● **Exercise description**: Output all of the data below exactly as given.

● **Items listed in a dataset**:
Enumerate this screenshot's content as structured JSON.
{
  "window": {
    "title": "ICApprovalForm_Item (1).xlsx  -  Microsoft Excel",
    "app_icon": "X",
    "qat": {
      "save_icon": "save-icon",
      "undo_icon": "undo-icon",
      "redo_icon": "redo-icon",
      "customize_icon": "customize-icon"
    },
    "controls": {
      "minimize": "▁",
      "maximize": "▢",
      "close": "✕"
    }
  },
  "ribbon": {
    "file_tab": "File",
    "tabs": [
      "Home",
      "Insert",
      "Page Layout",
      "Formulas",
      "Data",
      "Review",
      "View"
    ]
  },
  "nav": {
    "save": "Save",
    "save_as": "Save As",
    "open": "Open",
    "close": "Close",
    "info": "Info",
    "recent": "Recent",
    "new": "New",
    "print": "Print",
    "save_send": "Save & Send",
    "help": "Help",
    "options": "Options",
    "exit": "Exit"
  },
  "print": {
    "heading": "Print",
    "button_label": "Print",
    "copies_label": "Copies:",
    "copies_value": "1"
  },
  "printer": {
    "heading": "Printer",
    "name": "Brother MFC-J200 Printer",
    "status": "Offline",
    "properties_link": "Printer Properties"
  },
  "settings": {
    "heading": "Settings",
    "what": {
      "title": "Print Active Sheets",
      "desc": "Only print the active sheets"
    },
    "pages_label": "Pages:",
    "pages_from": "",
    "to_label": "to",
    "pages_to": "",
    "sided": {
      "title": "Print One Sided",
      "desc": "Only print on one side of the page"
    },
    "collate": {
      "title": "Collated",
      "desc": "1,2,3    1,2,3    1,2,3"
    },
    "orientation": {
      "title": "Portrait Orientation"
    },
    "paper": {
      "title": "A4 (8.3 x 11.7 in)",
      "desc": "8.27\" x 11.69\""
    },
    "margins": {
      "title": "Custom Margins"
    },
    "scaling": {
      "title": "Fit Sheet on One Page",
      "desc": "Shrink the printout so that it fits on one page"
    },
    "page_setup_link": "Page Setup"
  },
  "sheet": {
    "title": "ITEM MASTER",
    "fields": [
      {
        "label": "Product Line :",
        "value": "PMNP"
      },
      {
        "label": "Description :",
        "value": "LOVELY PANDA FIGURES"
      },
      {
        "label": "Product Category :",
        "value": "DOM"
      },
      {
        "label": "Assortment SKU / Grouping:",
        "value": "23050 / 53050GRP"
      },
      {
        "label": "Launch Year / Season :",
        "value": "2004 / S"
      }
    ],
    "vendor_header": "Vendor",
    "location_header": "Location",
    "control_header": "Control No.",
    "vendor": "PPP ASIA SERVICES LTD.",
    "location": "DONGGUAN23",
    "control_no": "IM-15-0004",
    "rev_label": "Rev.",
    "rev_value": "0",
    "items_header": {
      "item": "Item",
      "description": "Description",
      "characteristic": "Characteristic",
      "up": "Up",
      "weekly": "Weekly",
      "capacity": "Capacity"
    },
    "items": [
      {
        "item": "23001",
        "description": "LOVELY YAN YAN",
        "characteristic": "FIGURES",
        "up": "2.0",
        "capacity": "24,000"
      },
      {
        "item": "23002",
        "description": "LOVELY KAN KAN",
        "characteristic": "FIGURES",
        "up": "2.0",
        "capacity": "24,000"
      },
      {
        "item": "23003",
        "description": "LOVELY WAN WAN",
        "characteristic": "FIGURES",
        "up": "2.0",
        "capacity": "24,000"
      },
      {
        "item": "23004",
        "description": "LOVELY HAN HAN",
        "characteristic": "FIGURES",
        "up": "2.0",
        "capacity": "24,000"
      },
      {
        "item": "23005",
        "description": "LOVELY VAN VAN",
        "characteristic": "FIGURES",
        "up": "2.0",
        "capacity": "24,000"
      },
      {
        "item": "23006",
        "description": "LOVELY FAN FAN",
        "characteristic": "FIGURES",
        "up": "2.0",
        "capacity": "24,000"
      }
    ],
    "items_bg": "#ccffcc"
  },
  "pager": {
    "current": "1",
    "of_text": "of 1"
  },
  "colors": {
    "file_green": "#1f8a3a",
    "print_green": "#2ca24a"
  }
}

● **Solution**:
Enumerate this screenshot's content as structured JSON.
{
  "window": {
    "title": "ICApprovalForm_Item (1).xlsx  -  Microsoft Excel",
    "app_icon": "X",
    "qat": {
      "save_icon": "save-icon",
      "undo_icon": "undo-icon",
      "redo_icon": "redo-icon",
      "customize_icon": "customize-icon"
    },
    "controls": {
      "minimize": "▁",
      "maximize": "▢",
      "close": "✕"
    }
  },
  "ribbon": {
    "file_tab": "File",
    "tabs": [
      "Home",
      "Insert",
      "Page Layout",
      "Formulas",
      "Data",
      "Review",
      "View"
    ]
  },
  "nav": {
    "save": "Save",
    "save_as": "Save As",
    "open": "Open",
    "close": "Close",
    "info": "Info",
    "recent": "Recent",
    "new": "New",
    "print": "Print",
    "save_send": "Save & Send",
    "help": "Help",
    "options": "Options",
    "exit": "Exit"
  },
  "print": {
    "heading": "Print",
    "button_label": "Print",
    "copies_label": "Copies:",
    "copies_value": "1"
  },
  "printer": {
    "heading": "Printer",
    "name": "Brother MFC-J200 Printer",
    "status": "Offline",
    "properties_link": "Printer Properties"
  },
  "settings": {
    "heading": "Settings",
    "what": {
      "title": "Print Active Sheets",
      "desc": "Only print the active sheets"
    },
    "pages_label": "Pages:",
    "pages_from": "",
    "to_label": "to",
    "pages_to": "",
    "sided": {
      "title": "Print One Sided",
      "desc": "Only print on one side of the page"
    },
    "collate": {
      "title": "Collated",
      "desc": "1,2,3    1,2,3    1,2,3"
    },
    "orientation": {
      "title": "Portrait Orientation"
    },
    "paper": {
      "title": "A4 (8.3 x 11.7 in)",
      "desc": "8.27\" x 11.69\""
    },
    "margins": {
      "title": "Custom Margins"
    },
    "scaling": {
      "title": "Fit Sheet on One Page",
      "desc": "Shrink the printout so that it fits on one page"
    },
    "page_setup_link": "Page Setup"
  },
  "sheet": {
    "title": "ITEM MASTER",
    "fields": [
      {
        "label": "Product Line :",
        "value": "PMNP"
      },
      {
        "label": "Description :",
        "value": "LOVELY PANDA FIGURES"
      },
      {
        "label": "Product Category :",
        "value": "DOM"
      },
      {
        "label": "Assortment SKU / Grouping:",
        "value": "23050 / 53050GRP"
      },
      {
        "label": "Launch Year / Season :",
        "value": "2004 / S"
      }
    ],
    "vendor_header": "Vendor",
    "location_header": "Location",
    "control_header": "Control No.",
    "vendor": "PPP ASIA SERVICES LTD.",
    "location": "DONGGUAN23",
    "control_no": "IM-15-0004",
    "rev_label": "Rev.",
    "rev_value": "0",
    "items_header": {
      "item": "Item",
      "description": "Description",
      "characteristic": "Characteristic",
      "up": "Up",
      "weekly": "Weekly",
      "capacity": "Capacity"
    },
    "items": [
      {
        "item": "23001",
        "description": "LOVELY YAN YAN",
        "characteristic": "FIGURES",
        "up": "2.0",
        "capacity": "24,000"
      },
      {
        "item": "23002",
        "description": "LOVELY KAN KAN",
        "characteristic": "FIGURES",
        "up": "2.0",
        "capacity": "24,000"
      },
      {
        "item": "23003",
        "description": "LOVELY WAN WAN",
        "characteristic": "FIGURES",
        "up": "2.0",
        "capacity": "24,000"
      },
      {
        "item": "23004",
        "description": "LOVELY HAN HAN",
        "characteristic": "FIGURES",
        "up": "2.0",
        "capacity": "24,000"
      },
      {
        "item": "23005",
        "description": "LOVELY VAN VAN",
        "characteristic": "FIGURES",
        "up": "2.0",
        "capacity": "24,000"
      },
      {
        "item": "23006",
        "description": "LOVELY FAN FAN",
        "characteristic": "FIGURES",
        "up": "2.0",
        "capacity": "24,000"
      }
    ],
    "items_bg": "#ccffcc"
  },
  "pager": {
    "current": "1",
    "of_text": "of 1"
  },
  "colors": {
    "file_green": "#1f8a3a",
    "print_green": "#2ca24a"
  }
}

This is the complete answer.